REQUIRED WORK: Count lines holding the word "degrees". Only the number is wanted.

DATA ENTRIES:
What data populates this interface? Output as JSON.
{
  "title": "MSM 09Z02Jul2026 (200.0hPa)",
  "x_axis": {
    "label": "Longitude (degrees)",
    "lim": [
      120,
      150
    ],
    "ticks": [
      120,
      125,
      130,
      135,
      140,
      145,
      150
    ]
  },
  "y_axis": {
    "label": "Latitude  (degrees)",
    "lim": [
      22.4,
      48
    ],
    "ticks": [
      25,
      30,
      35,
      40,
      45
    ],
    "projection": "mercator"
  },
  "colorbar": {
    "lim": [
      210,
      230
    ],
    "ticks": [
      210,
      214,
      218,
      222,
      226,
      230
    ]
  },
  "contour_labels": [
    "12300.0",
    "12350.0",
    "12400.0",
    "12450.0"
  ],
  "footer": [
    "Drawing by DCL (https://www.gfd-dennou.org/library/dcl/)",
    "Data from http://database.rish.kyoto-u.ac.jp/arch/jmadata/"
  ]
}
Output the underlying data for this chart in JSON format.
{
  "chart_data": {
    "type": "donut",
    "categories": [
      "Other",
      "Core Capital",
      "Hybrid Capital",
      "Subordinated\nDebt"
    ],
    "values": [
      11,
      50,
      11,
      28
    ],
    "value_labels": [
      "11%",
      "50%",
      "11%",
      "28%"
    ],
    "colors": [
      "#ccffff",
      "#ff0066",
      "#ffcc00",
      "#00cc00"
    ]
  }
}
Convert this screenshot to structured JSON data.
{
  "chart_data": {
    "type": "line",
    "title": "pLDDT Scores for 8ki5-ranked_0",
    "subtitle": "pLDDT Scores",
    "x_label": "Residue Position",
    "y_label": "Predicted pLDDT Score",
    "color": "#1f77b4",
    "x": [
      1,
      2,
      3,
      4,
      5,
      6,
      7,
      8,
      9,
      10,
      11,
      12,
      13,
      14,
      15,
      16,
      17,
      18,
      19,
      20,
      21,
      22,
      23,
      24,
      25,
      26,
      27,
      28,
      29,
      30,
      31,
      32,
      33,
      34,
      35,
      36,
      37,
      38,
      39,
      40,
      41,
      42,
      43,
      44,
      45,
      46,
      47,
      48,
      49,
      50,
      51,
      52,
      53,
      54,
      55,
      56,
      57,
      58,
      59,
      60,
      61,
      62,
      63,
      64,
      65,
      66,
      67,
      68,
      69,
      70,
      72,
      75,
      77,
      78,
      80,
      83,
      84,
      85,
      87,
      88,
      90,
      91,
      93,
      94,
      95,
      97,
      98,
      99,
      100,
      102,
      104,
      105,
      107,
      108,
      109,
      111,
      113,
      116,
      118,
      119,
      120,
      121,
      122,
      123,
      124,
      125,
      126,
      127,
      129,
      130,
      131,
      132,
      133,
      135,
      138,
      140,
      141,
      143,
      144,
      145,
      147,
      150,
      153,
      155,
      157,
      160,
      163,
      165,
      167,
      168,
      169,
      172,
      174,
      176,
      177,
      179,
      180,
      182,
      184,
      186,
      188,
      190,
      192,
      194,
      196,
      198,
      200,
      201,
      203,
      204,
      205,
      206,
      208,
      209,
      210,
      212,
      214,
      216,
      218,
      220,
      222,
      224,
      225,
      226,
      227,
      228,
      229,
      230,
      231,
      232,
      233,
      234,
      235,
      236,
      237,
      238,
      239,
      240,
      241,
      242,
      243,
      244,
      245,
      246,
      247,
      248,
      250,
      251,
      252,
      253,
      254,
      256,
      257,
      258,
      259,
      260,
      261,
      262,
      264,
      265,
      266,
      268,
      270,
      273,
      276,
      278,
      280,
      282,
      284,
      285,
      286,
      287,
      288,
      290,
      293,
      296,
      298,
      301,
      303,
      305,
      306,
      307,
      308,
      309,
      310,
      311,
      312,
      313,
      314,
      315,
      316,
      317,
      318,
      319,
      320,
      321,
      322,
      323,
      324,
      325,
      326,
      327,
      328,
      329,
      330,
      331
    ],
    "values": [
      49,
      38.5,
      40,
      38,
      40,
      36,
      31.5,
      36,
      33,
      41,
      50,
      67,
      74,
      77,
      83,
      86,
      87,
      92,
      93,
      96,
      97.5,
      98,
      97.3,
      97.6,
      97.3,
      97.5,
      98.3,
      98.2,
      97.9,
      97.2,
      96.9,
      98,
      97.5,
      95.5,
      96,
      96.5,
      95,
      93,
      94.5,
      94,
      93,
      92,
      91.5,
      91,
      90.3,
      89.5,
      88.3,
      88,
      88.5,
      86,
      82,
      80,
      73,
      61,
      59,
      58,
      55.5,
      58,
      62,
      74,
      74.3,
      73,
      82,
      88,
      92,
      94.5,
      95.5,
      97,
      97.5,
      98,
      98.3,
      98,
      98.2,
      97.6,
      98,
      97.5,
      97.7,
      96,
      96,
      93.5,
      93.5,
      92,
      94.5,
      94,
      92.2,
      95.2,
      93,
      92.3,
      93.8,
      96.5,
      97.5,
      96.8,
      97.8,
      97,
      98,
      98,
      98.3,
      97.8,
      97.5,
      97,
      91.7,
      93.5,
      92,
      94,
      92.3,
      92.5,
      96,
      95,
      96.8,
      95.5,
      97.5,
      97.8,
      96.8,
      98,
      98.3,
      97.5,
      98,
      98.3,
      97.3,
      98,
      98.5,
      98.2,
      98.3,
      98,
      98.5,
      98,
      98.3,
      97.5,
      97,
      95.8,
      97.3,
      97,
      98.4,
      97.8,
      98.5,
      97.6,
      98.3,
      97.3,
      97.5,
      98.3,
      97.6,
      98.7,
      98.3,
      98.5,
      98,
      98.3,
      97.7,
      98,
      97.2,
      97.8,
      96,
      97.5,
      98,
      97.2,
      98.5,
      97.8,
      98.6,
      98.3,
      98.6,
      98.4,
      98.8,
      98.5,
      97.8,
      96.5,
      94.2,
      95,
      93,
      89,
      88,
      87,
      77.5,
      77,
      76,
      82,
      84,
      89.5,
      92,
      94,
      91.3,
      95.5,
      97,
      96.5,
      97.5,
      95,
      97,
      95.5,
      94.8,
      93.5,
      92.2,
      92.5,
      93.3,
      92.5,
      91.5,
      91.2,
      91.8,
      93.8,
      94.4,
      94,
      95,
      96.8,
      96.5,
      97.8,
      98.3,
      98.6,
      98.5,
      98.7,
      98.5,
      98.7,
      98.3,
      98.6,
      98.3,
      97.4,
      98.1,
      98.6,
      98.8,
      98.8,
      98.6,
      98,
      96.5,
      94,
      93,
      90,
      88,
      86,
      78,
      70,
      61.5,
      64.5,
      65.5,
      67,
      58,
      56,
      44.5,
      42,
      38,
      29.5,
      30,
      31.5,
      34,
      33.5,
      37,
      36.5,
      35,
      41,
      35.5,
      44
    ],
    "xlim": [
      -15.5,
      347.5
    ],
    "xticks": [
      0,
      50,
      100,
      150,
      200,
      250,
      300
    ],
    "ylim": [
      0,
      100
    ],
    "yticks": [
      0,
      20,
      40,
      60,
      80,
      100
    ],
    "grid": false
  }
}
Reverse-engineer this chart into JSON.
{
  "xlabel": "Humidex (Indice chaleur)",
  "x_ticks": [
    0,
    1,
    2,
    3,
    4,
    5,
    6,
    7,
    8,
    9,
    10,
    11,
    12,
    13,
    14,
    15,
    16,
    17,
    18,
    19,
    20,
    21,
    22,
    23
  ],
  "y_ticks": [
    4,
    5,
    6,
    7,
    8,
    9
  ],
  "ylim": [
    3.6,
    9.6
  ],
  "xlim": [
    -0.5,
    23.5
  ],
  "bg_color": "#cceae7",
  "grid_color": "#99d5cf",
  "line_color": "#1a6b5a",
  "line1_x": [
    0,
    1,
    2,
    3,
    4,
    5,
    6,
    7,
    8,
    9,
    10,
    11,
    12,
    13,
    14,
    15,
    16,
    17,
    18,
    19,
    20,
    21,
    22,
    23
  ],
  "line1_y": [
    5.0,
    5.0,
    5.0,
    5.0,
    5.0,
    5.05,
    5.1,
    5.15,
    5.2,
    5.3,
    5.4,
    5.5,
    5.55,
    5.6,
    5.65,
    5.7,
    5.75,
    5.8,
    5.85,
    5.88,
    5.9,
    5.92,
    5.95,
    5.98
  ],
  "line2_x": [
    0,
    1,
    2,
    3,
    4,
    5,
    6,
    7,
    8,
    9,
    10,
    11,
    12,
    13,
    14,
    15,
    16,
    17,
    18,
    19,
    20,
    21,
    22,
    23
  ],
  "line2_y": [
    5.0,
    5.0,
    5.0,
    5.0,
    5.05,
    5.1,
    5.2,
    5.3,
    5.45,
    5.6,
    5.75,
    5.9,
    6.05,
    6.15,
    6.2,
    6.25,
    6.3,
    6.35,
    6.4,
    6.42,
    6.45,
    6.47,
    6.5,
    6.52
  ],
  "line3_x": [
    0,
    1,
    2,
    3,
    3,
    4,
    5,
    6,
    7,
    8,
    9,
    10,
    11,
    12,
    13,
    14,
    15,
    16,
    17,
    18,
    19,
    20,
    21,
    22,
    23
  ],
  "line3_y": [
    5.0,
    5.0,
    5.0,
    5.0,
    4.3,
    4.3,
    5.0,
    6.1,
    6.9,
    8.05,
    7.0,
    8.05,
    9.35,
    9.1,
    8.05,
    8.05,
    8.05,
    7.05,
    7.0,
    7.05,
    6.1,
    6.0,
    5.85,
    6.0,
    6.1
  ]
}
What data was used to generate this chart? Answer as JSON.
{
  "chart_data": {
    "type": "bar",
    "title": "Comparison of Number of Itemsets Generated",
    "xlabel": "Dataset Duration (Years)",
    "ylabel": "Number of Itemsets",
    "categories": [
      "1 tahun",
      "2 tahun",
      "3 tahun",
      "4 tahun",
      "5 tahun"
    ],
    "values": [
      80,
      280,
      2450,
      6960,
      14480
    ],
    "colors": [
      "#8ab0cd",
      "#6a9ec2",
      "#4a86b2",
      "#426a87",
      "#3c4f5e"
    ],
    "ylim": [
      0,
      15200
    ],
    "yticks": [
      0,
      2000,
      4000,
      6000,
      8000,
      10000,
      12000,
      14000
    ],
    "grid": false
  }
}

FINAL RESULT: 2